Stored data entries
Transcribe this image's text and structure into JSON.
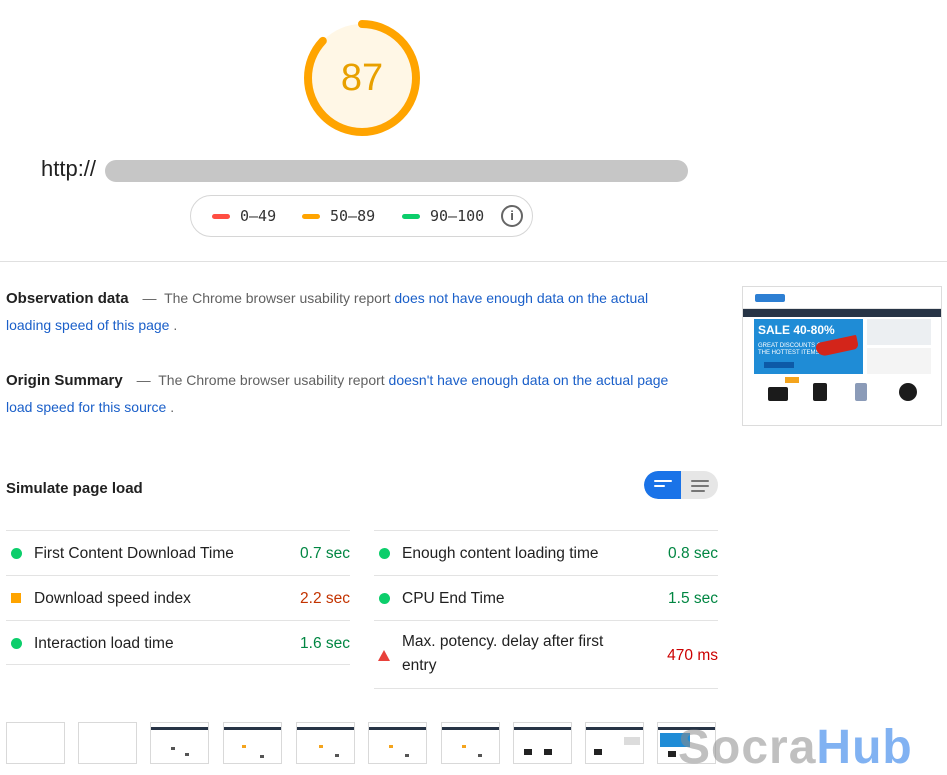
{
  "score": {
    "value": "87",
    "fraction": 0.87,
    "color": "#ffa400"
  },
  "url": {
    "prefix": "http://"
  },
  "legend": {
    "items": [
      {
        "label": "0–49",
        "color": "#ff4e42"
      },
      {
        "label": "50–89",
        "color": "#ffa400"
      },
      {
        "label": "90–100",
        "color": "#0cce6b"
      }
    ],
    "info_icon": "info-icon"
  },
  "observation": {
    "title": "Observation data",
    "dash": "—",
    "text": "The Chrome browser usability report",
    "link": "does not have enough data on the actual loading speed of this page",
    "end": "."
  },
  "origin": {
    "title": "Origin Summary",
    "dash": "—",
    "text": "The Chrome browser usability report",
    "link": "doesn't have enough data on the actual page load speed for this source",
    "end": "."
  },
  "thumbnail": {
    "sale_text": "SALE 40-80%",
    "sub_text": "GREAT DISCOUNTS ON THE HOTTEST ITEMS"
  },
  "simulate": {
    "title": "Simulate page load",
    "toggle_icons": [
      "compact-view-icon",
      "list-view-icon"
    ]
  },
  "metrics": {
    "left": [
      {
        "label": "First Content Download Time",
        "value": "0.7 sec",
        "status": "pass",
        "color": "#0cce6b",
        "value_color": "#018642"
      },
      {
        "label": "Download speed index",
        "value": "2.2 sec",
        "status": "average",
        "color": "#ffa400",
        "value_color": "#c33300"
      },
      {
        "label": "Interaction load time",
        "value": "1.6 sec",
        "status": "pass",
        "color": "#0cce6b",
        "value_color": "#018642"
      }
    ],
    "right": [
      {
        "label": "Enough content loading time",
        "value": "0.8 sec",
        "status": "pass",
        "color": "#0cce6b",
        "value_color": "#018642"
      },
      {
        "label": "CPU End Time",
        "value": "1.5 sec",
        "status": "pass",
        "color": "#0cce6b",
        "value_color": "#018642"
      },
      {
        "label": "Max. potency. delay after first entry",
        "value": "470 ms",
        "status": "fail",
        "color": "#ff4e42",
        "value_color": "#cc0000"
      }
    ]
  },
  "watermark": {
    "part1": "Socra",
    "part2": "Hub"
  }
}
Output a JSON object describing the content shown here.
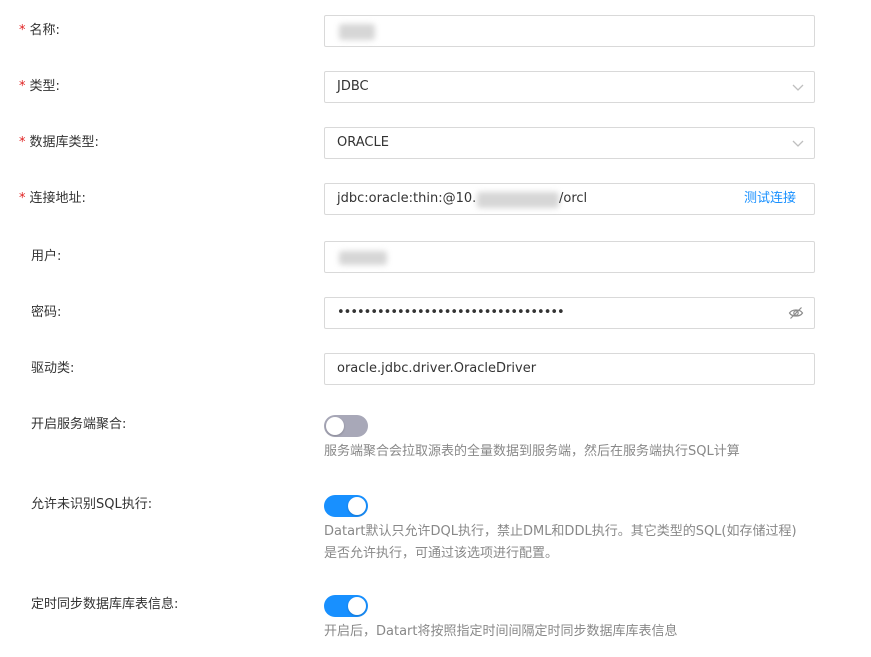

Written request
Every entry above should be duplicated exactly. Do not include the images.

The reply
Transcribe this image's text and structure into JSON.
{
  "score": {
    "value": "87",
    "fraction": 0.87,
    "color": "#ffa400"
  },
  "url": {
    "prefix": "http://"
  },
  "legend": {
    "items": [
      {
        "label": "0–49",
        "color": "#ff4e42"
      },
      {
        "label": "50–89",
        "color": "#ffa400"
      },
      {
        "label": "90–100",
        "color": "#0cce6b"
      }
    ],
    "info_icon": "info-icon"
  },
  "observation": {
    "title": "Observation data",
    "dash": "—",
    "text": "The Chrome browser usability report",
    "link": "does not have enough data on the actual loading speed of this page",
    "end": "."
  },
  "origin": {
    "title": "Origin Summary",
    "dash": "—",
    "text": "The Chrome browser usability report",
    "link": "doesn't have enough data on the actual page load speed for this source",
    "end": "."
  },
  "thumbnail": {
    "sale_text": "SALE 40-80%",
    "sub_text": "GREAT DISCOUNTS ON THE HOTTEST ITEMS"
  },
  "simulate": {
    "title": "Simulate page load",
    "toggle_icons": [
      "compact-view-icon",
      "list-view-icon"
    ]
  },
  "metrics": {
    "left": [
      {
        "label": "First Content Download Time",
        "value": "0.7 sec",
        "status": "pass",
        "color": "#0cce6b",
        "value_color": "#018642"
      },
      {
        "label": "Download speed index",
        "value": "2.2 sec",
        "status": "average",
        "color": "#ffa400",
        "value_color": "#c33300"
      },
      {
        "label": "Interaction load time",
        "value": "1.6 sec",
        "status": "pass",
        "color": "#0cce6b",
        "value_color": "#018642"
      }
    ],
    "right": [
      {
        "label": "Enough content loading time",
        "value": "0.8 sec",
        "status": "pass",
        "color": "#0cce6b",
        "value_color": "#018642"
      },
      {
        "label": "CPU End Time",
        "value": "1.5 sec",
        "status": "pass",
        "color": "#0cce6b",
        "value_color": "#018642"
      },
      {
        "label": "Max. potency. delay after first entry",
        "value": "470 ms",
        "status": "fail",
        "color": "#ff4e42",
        "value_color": "#cc0000"
      }
    ]
  },
  "watermark": {
    "part1": "Socra",
    "part2": "Hub"
  }
}
Output a JSON object describing the content shown here.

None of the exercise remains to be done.